= PROBLEM =
Please give the entries again in full and exactly, without any picture.

================

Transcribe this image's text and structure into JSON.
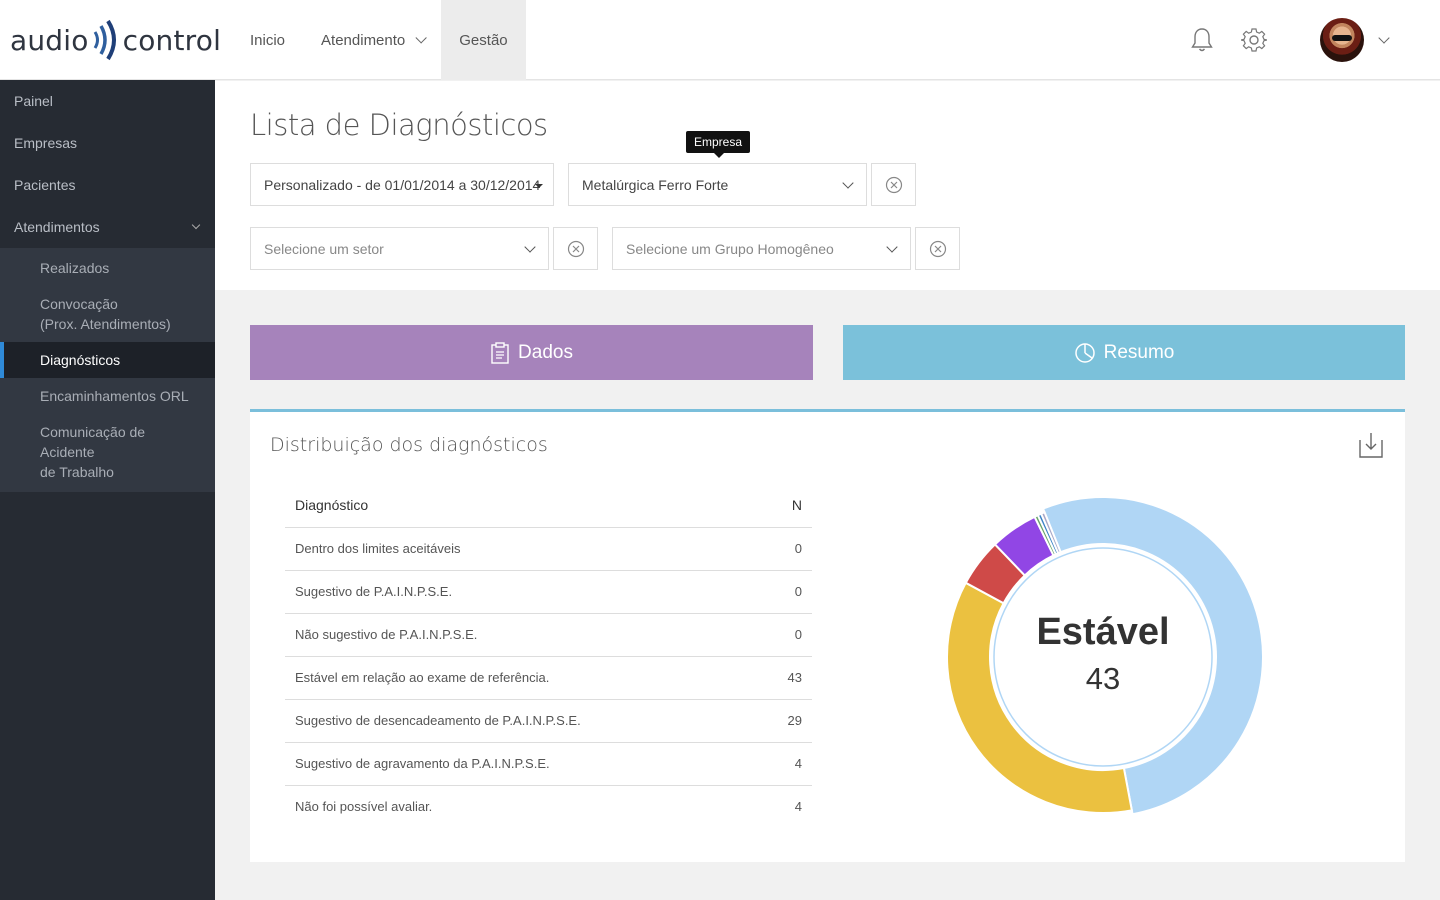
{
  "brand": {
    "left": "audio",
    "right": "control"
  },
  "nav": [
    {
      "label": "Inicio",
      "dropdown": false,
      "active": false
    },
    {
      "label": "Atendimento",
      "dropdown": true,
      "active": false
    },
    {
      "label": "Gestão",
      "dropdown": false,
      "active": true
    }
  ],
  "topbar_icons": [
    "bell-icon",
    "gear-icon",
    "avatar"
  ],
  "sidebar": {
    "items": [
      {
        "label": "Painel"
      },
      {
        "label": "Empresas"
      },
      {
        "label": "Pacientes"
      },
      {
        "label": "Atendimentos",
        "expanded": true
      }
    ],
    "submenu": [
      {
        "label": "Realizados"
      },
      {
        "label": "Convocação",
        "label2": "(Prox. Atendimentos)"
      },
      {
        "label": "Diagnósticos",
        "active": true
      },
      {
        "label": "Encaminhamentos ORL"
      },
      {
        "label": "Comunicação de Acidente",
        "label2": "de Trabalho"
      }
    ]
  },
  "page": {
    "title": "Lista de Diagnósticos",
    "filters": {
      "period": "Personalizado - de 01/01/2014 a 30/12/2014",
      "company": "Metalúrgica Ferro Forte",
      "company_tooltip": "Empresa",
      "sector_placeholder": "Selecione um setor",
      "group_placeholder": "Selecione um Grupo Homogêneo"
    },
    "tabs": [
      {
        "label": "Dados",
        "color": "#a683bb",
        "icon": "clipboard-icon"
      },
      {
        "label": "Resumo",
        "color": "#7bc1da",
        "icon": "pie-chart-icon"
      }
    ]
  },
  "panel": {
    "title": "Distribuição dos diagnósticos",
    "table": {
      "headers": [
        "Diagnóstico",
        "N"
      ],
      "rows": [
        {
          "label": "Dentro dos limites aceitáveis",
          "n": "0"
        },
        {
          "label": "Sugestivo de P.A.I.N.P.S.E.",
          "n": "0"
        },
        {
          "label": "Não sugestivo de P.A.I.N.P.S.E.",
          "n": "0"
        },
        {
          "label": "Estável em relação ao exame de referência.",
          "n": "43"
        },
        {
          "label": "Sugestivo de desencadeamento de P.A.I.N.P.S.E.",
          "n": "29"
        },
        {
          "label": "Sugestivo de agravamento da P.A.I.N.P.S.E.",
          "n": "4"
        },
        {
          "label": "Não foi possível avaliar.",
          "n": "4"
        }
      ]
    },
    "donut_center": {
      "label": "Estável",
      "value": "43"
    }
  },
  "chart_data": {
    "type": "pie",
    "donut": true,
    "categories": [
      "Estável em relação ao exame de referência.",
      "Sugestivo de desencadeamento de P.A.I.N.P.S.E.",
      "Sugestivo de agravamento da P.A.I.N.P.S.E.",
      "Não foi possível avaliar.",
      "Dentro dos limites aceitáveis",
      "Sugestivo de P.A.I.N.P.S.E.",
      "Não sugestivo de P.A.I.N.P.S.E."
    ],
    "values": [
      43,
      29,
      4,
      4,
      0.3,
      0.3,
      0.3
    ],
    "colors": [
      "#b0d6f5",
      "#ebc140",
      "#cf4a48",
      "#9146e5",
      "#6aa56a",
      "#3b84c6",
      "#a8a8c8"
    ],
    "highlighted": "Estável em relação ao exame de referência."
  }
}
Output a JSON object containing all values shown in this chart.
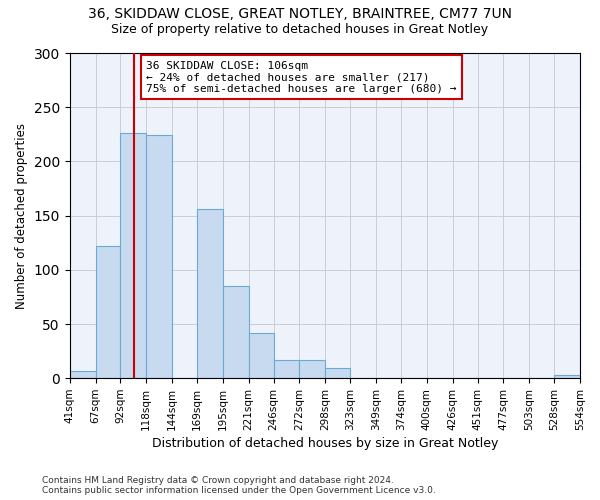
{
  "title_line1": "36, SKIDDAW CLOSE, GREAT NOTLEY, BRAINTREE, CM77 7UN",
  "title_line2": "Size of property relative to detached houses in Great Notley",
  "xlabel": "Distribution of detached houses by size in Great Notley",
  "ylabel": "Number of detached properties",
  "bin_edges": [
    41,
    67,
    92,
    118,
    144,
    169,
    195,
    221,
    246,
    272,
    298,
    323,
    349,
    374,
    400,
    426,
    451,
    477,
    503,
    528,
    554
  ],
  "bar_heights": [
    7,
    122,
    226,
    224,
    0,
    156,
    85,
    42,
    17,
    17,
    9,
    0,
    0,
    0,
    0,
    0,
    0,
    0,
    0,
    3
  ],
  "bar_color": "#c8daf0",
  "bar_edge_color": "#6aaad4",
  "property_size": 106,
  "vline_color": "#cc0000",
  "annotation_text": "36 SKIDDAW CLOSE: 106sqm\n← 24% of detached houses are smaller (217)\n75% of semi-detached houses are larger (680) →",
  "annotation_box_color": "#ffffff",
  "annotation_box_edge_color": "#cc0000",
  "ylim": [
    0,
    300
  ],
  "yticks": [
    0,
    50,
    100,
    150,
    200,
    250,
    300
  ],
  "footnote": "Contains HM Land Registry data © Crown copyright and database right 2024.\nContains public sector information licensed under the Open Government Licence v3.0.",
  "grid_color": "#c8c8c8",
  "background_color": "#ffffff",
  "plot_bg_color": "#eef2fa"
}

================

= EXPECTED OUTPUT =
Transcribe this image's text and structure into JSON.
{
  "brand": {
    "left": "audio",
    "right": "control"
  },
  "nav": [
    {
      "label": "Inicio",
      "dropdown": false,
      "active": false
    },
    {
      "label": "Atendimento",
      "dropdown": true,
      "active": false
    },
    {
      "label": "Gestão",
      "dropdown": false,
      "active": true
    }
  ],
  "topbar_icons": [
    "bell-icon",
    "gear-icon",
    "avatar"
  ],
  "sidebar": {
    "items": [
      {
        "label": "Painel"
      },
      {
        "label": "Empresas"
      },
      {
        "label": "Pacientes"
      },
      {
        "label": "Atendimentos",
        "expanded": true
      }
    ],
    "submenu": [
      {
        "label": "Realizados"
      },
      {
        "label": "Convocação",
        "label2": "(Prox. Atendimentos)"
      },
      {
        "label": "Diagnósticos",
        "active": true
      },
      {
        "label": "Encaminhamentos ORL"
      },
      {
        "label": "Comunicação de Acidente",
        "label2": "de Trabalho"
      }
    ]
  },
  "page": {
    "title": "Lista de Diagnósticos",
    "filters": {
      "period": "Personalizado - de 01/01/2014 a 30/12/2014",
      "company": "Metalúrgica Ferro Forte",
      "company_tooltip": "Empresa",
      "sector_placeholder": "Selecione um setor",
      "group_placeholder": "Selecione um Grupo Homogêneo"
    },
    "tabs": [
      {
        "label": "Dados",
        "color": "#a683bb",
        "icon": "clipboard-icon"
      },
      {
        "label": "Resumo",
        "color": "#7bc1da",
        "icon": "pie-chart-icon"
      }
    ]
  },
  "panel": {
    "title": "Distribuição dos diagnósticos",
    "table": {
      "headers": [
        "Diagnóstico",
        "N"
      ],
      "rows": [
        {
          "label": "Dentro dos limites aceitáveis",
          "n": "0"
        },
        {
          "label": "Sugestivo de P.A.I.N.P.S.E.",
          "n": "0"
        },
        {
          "label": "Não sugestivo de P.A.I.N.P.S.E.",
          "n": "0"
        },
        {
          "label": "Estável em relação ao exame de referência.",
          "n": "43"
        },
        {
          "label": "Sugestivo de desencadeamento de P.A.I.N.P.S.E.",
          "n": "29"
        },
        {
          "label": "Sugestivo de agravamento da P.A.I.N.P.S.E.",
          "n": "4"
        },
        {
          "label": "Não foi possível avaliar.",
          "n": "4"
        }
      ]
    },
    "donut_center": {
      "label": "Estável",
      "value": "43"
    }
  },
  "chart_data": {
    "type": "pie",
    "donut": true,
    "categories": [
      "Estável em relação ao exame de referência.",
      "Sugestivo de desencadeamento de P.A.I.N.P.S.E.",
      "Sugestivo de agravamento da P.A.I.N.P.S.E.",
      "Não foi possível avaliar.",
      "Dentro dos limites aceitáveis",
      "Sugestivo de P.A.I.N.P.S.E.",
      "Não sugestivo de P.A.I.N.P.S.E."
    ],
    "values": [
      43,
      29,
      4,
      4,
      0.3,
      0.3,
      0.3
    ],
    "colors": [
      "#b0d6f5",
      "#ebc140",
      "#cf4a48",
      "#9146e5",
      "#6aa56a",
      "#3b84c6",
      "#a8a8c8"
    ],
    "highlighted": "Estável em relação ao exame de referência."
  }
}
Output a JSON object containing all values shown in this chart.
{
  "title_line1": "36, SKIDDAW CLOSE, GREAT NOTLEY, BRAINTREE, CM77 7UN",
  "title_line2": "Size of property relative to detached houses in Great Notley",
  "xlabel": "Distribution of detached houses by size in Great Notley",
  "ylabel": "Number of detached properties",
  "bin_edges": [
    41,
    67,
    92,
    118,
    144,
    169,
    195,
    221,
    246,
    272,
    298,
    323,
    349,
    374,
    400,
    426,
    451,
    477,
    503,
    528,
    554
  ],
  "bar_heights": [
    7,
    122,
    226,
    224,
    0,
    156,
    85,
    42,
    17,
    17,
    9,
    0,
    0,
    0,
    0,
    0,
    0,
    0,
    0,
    3
  ],
  "bar_color": "#c8daf0",
  "bar_edge_color": "#6aaad4",
  "property_size": 106,
  "vline_color": "#cc0000",
  "annotation_text": "36 SKIDDAW CLOSE: 106sqm\n← 24% of detached houses are smaller (217)\n75% of semi-detached houses are larger (680) →",
  "annotation_box_color": "#ffffff",
  "annotation_box_edge_color": "#cc0000",
  "ylim": [
    0,
    300
  ],
  "yticks": [
    0,
    50,
    100,
    150,
    200,
    250,
    300
  ],
  "footnote": "Contains HM Land Registry data © Crown copyright and database right 2024.\nContains public sector information licensed under the Open Government Licence v3.0.",
  "grid_color": "#c8c8c8",
  "background_color": "#ffffff",
  "plot_bg_color": "#eef2fa"
}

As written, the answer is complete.